■ **Stated problem**: Lift out all lines below that contain "liste".

[Dataset items]
★ ★ ★
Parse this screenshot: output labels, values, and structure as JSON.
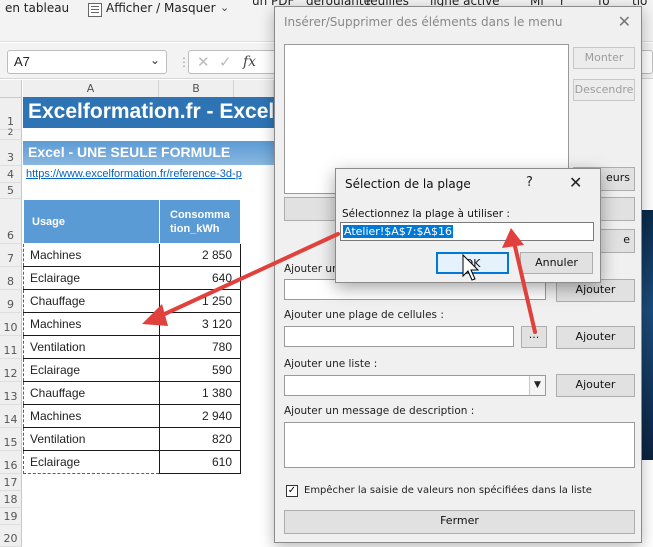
{
  "ribbon": {
    "items": [
      "en tableau",
      "Afficher / Masquer",
      "un PDF",
      "déroulante",
      "feuilles",
      "ligne active",
      "Mi",
      "r",
      "fo",
      "tio"
    ]
  },
  "formula_bar": {
    "name_box": "A7",
    "fx": "fx"
  },
  "columns": [
    "A",
    "B"
  ],
  "rows": [
    "1",
    "2",
    "3",
    "4",
    "5",
    "6",
    "7",
    "8",
    "9",
    "10",
    "11",
    "12",
    "13",
    "14",
    "15",
    "16",
    "17",
    "18",
    "19",
    "20"
  ],
  "sheet": {
    "banner_title": "Excelformation.fr - Excel",
    "subtitle": "Excel - UNE SEULE FORMULE",
    "link": "https://www.excelformation.fr/reference-3d-p",
    "table": {
      "headers": [
        "Usage",
        "Consommation_kWh"
      ],
      "rows": [
        [
          "Machines",
          "2 850"
        ],
        [
          "Eclairage",
          "640"
        ],
        [
          "Chauffage",
          "1 250"
        ],
        [
          "Machines",
          "3 120"
        ],
        [
          "Ventilation",
          "780"
        ],
        [
          "Eclairage",
          "590"
        ],
        [
          "Chauffage",
          "1 380"
        ],
        [
          "Machines",
          "2 940"
        ],
        [
          "Ventilation",
          "820"
        ],
        [
          "Eclairage",
          "610"
        ]
      ]
    }
  },
  "main_dialog": {
    "title": "Insérer/Supprimer des éléments dans le menu",
    "monter": "Monter",
    "descendre": "Descendre",
    "side_btn_1": "eurs",
    "side_btn_2": "e",
    "label_add_value": "Ajouter un",
    "label_add_range": "Ajouter une plage de cellules :",
    "label_add_list": "Ajouter une liste :",
    "label_add_message": "Ajouter un message de description :",
    "ajouter": "Ajouter",
    "browse": "...",
    "checkbox_label": "Empêcher la saisie de valeurs non spécifiées dans la liste",
    "checkbox_checked": true,
    "fermer": "Fermer"
  },
  "range_dialog": {
    "title": "Sélection de la plage",
    "help": "?",
    "prompt": "Sélectionnez la plage à utiliser :",
    "value": "Atelier!$A$7:$A$16",
    "ok": "OK",
    "cancel": "Annuler"
  },
  "colors": {
    "accent": "#2e74b5",
    "header_fill": "#5b9bd5",
    "arrow": "#e0413c",
    "focus": "#0078d7"
  },
  "icons": [
    "show-hide-icon",
    "dropdown-arrow-icon",
    "cancel-x-icon",
    "confirm-check-icon",
    "fx-icon",
    "close-icon",
    "help-icon",
    "mouse-cursor-icon"
  ]
}
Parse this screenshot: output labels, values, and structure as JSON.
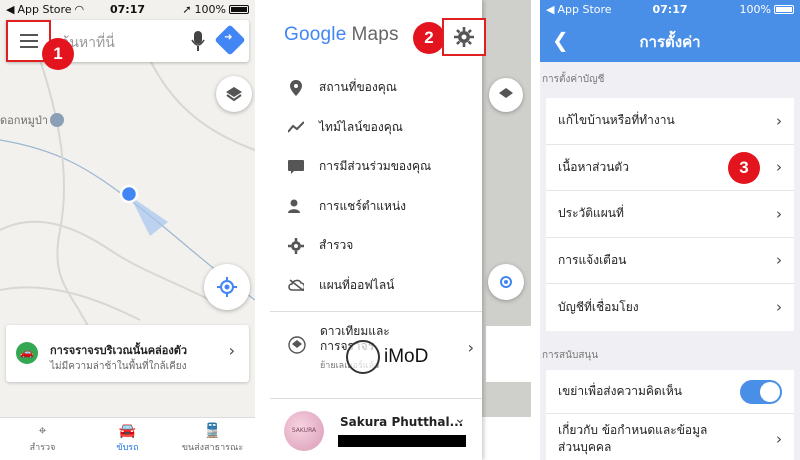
★ ★ ★
■ **Exercise result**:
    "label_add_list": "Ajouter une liste :",
    "checkbox_label": "Empêcher la saisie de valeurs non spécifiées dans la liste",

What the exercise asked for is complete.